Task to carry out = Work through the data below line by line and say how many lines hold "idéal"; give only the number.

Entries shown =
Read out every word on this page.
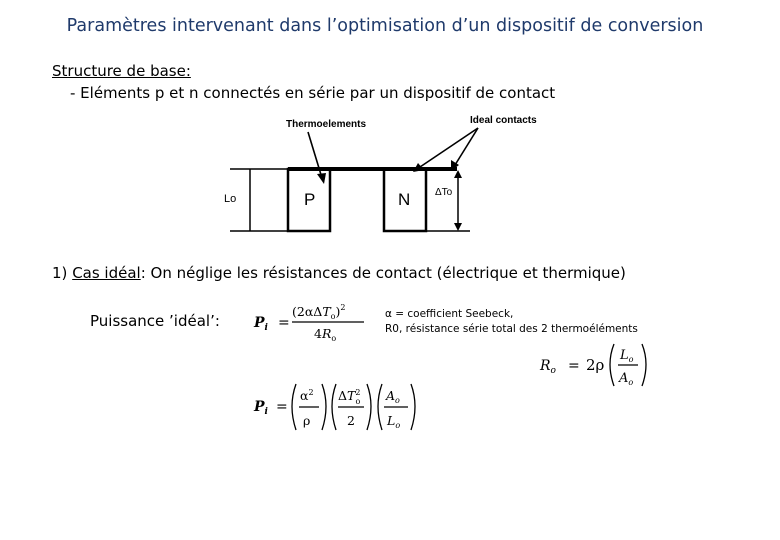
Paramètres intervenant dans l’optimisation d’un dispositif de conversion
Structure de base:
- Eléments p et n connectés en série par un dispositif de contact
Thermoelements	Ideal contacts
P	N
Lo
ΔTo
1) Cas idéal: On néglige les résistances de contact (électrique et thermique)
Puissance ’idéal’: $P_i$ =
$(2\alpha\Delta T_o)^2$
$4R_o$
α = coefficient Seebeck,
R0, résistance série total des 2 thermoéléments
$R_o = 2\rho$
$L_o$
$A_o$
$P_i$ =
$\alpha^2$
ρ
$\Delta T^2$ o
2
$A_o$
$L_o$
...
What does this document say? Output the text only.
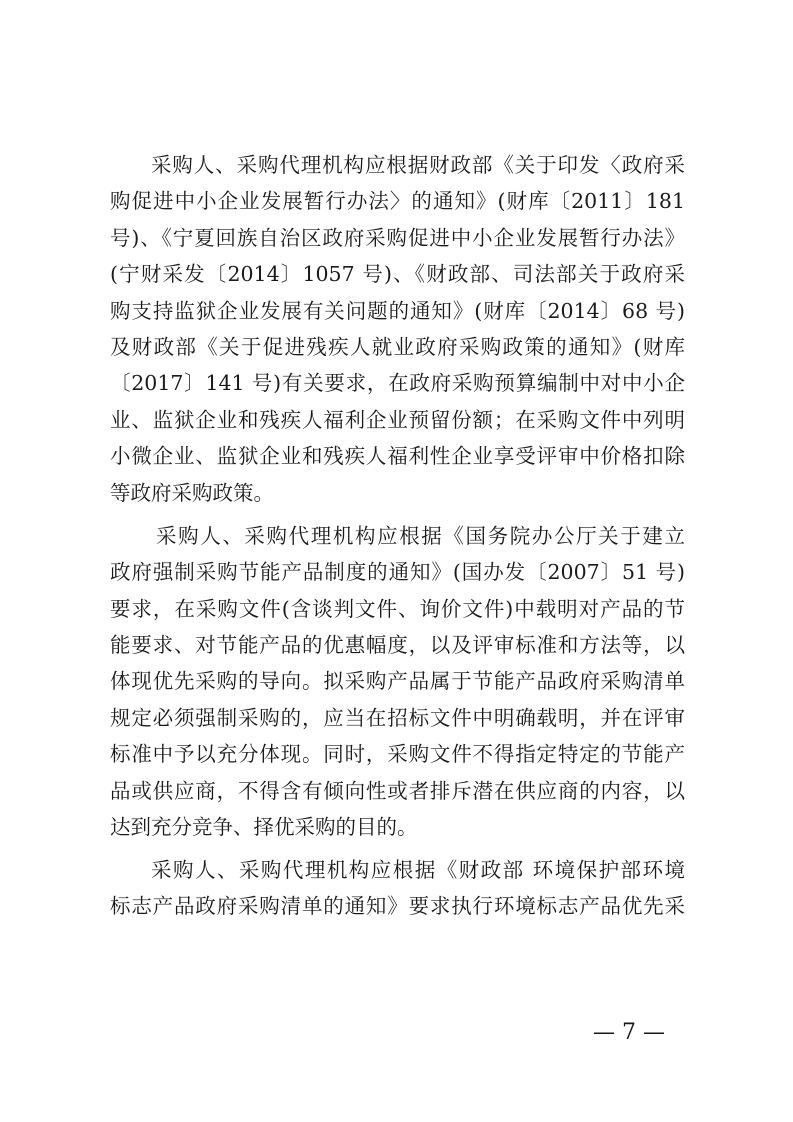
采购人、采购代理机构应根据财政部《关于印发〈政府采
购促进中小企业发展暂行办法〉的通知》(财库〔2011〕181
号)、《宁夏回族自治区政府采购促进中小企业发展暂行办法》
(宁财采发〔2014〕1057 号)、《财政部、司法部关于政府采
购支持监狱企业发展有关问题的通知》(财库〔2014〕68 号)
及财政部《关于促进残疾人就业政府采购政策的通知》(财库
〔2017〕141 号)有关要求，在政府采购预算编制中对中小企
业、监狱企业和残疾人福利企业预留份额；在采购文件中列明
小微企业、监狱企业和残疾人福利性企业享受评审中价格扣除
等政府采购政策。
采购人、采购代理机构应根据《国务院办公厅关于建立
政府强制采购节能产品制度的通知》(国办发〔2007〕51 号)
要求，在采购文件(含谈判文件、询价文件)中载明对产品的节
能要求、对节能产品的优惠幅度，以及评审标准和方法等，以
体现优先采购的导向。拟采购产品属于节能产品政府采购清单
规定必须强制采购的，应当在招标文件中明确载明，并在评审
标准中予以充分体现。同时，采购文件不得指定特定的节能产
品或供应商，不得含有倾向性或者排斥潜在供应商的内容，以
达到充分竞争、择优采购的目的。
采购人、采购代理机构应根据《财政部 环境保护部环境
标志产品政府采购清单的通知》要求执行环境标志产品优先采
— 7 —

Output for this task = 2